Required work →
Count the lines in the items below that contain the string "body", with case counting, and give only that number.
-- -- --
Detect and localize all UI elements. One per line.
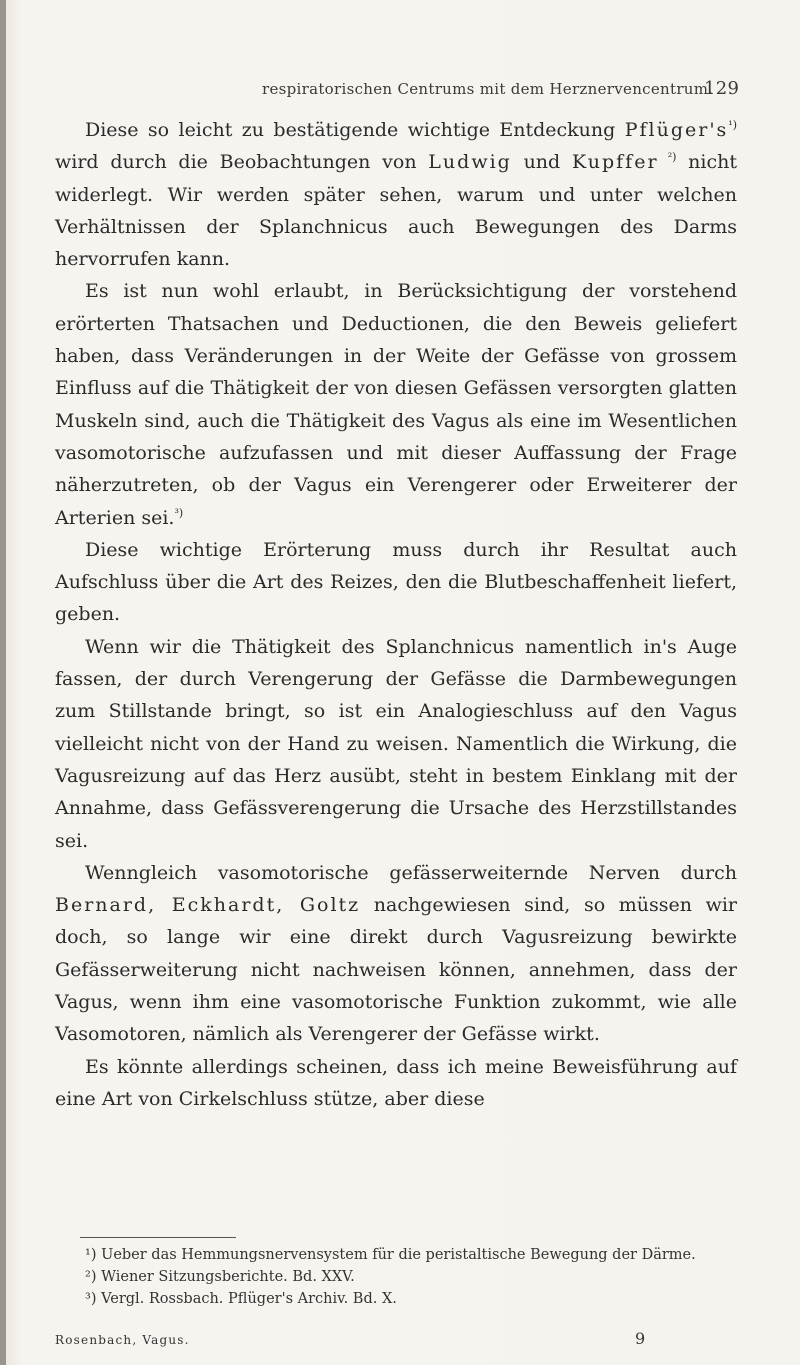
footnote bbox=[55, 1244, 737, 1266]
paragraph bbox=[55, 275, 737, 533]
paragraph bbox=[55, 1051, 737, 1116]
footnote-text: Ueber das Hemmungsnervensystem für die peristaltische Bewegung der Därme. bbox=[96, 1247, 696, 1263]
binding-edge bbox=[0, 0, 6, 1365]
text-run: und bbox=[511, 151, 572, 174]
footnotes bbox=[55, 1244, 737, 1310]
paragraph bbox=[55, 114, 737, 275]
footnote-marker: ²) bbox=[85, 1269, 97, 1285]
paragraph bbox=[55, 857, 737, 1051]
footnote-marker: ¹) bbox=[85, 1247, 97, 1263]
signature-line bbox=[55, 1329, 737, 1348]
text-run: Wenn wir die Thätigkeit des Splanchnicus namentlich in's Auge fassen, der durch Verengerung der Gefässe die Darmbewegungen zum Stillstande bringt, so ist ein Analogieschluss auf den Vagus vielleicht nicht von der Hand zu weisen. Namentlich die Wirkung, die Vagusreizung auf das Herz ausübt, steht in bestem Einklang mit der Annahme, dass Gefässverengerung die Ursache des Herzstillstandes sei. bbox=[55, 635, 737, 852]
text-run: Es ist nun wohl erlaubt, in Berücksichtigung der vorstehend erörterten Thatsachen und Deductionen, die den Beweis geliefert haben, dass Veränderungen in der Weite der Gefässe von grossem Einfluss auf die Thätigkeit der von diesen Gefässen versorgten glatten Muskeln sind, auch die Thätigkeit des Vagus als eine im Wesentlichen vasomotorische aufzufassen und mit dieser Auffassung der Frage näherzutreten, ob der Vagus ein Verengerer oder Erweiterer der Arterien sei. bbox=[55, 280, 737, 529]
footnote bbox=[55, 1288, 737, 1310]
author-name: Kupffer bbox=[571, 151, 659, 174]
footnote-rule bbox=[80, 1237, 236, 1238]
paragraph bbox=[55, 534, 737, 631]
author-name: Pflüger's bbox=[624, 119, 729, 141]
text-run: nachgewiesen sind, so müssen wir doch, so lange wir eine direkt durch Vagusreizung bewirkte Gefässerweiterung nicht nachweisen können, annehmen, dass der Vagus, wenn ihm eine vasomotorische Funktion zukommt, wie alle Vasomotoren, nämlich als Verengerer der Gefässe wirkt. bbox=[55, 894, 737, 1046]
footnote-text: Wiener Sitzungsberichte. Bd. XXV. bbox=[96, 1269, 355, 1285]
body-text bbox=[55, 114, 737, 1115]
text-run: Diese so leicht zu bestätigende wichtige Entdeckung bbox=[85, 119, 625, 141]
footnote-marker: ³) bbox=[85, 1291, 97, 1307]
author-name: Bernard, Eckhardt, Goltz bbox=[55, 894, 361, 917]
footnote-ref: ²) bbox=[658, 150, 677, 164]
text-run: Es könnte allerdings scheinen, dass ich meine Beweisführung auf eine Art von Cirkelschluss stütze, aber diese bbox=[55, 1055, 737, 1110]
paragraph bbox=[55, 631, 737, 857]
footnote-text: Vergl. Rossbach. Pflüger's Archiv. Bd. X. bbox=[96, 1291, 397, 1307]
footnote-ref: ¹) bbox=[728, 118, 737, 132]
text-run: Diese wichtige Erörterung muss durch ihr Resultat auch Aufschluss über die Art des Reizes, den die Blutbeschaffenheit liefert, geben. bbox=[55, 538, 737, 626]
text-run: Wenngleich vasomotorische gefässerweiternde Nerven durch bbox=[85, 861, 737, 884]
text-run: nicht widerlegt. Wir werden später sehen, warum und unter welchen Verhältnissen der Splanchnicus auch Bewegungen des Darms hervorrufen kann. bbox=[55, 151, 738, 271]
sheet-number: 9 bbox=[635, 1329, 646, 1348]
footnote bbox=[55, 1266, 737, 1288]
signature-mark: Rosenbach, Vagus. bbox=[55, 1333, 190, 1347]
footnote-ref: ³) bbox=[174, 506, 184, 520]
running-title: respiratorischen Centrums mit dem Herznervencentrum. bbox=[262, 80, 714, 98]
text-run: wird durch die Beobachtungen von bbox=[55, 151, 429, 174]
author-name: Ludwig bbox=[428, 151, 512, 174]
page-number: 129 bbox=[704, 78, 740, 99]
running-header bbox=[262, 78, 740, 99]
-- -- --
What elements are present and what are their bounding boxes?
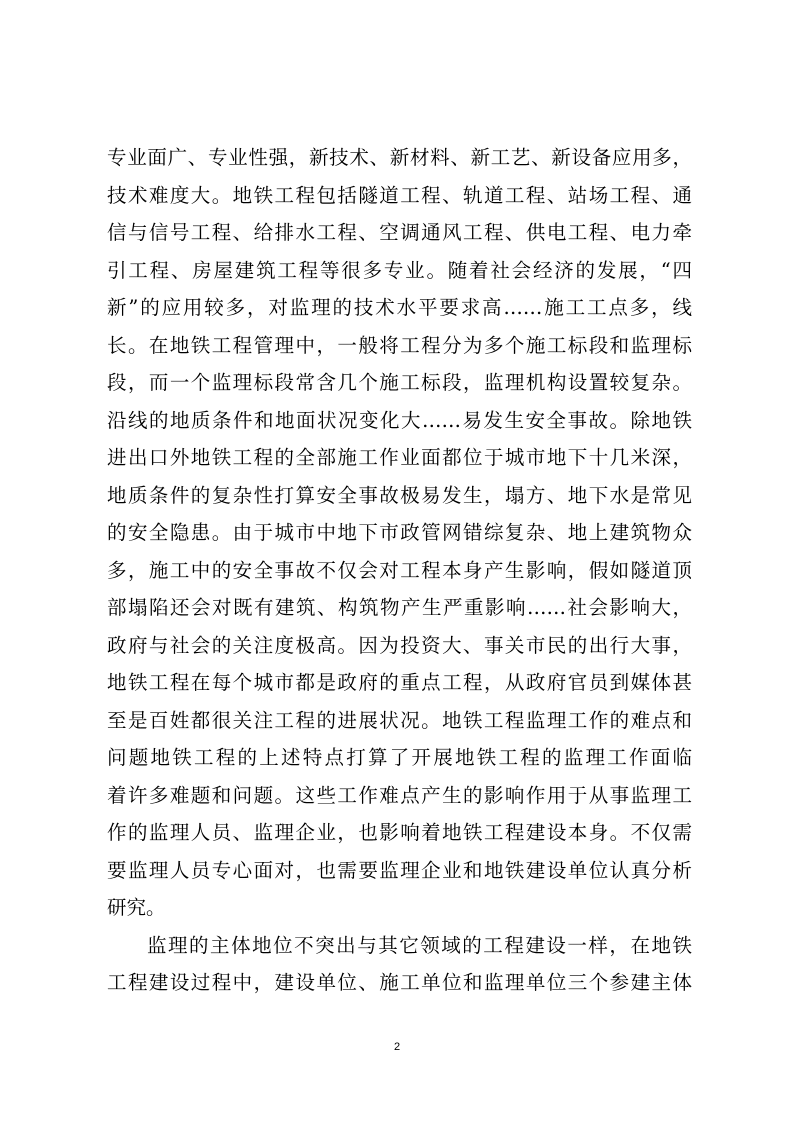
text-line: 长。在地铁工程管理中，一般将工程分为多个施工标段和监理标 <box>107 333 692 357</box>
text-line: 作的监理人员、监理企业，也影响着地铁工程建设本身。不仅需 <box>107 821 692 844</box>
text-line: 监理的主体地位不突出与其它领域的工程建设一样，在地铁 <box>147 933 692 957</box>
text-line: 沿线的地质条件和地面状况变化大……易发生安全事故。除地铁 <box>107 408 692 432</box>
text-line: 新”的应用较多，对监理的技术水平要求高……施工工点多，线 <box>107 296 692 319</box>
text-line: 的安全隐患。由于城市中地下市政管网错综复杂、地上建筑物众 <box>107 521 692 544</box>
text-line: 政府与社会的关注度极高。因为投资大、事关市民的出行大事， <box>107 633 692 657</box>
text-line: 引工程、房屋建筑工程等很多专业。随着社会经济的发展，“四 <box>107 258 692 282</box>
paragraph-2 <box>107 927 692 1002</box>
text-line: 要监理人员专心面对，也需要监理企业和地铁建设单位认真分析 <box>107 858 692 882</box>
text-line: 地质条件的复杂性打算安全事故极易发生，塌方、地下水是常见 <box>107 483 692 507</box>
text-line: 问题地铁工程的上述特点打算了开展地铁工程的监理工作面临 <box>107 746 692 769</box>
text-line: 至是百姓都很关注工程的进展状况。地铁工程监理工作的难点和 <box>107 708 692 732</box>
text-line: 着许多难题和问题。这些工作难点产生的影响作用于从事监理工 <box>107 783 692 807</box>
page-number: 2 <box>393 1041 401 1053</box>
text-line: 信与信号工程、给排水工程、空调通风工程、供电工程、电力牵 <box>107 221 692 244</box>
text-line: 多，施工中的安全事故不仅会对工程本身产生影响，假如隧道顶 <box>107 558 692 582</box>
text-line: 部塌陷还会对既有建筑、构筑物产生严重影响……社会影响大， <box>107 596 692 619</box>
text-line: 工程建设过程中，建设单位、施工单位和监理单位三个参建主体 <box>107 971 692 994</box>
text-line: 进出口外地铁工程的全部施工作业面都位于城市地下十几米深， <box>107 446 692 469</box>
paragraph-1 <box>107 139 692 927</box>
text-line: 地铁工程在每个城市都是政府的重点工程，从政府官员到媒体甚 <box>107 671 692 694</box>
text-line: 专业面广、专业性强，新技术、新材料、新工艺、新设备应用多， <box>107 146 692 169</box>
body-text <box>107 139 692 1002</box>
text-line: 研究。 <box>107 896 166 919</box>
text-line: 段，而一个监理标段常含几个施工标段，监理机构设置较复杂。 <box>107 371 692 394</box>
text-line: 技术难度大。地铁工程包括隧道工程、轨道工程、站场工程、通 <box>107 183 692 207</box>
-- -- --
Final answer →
2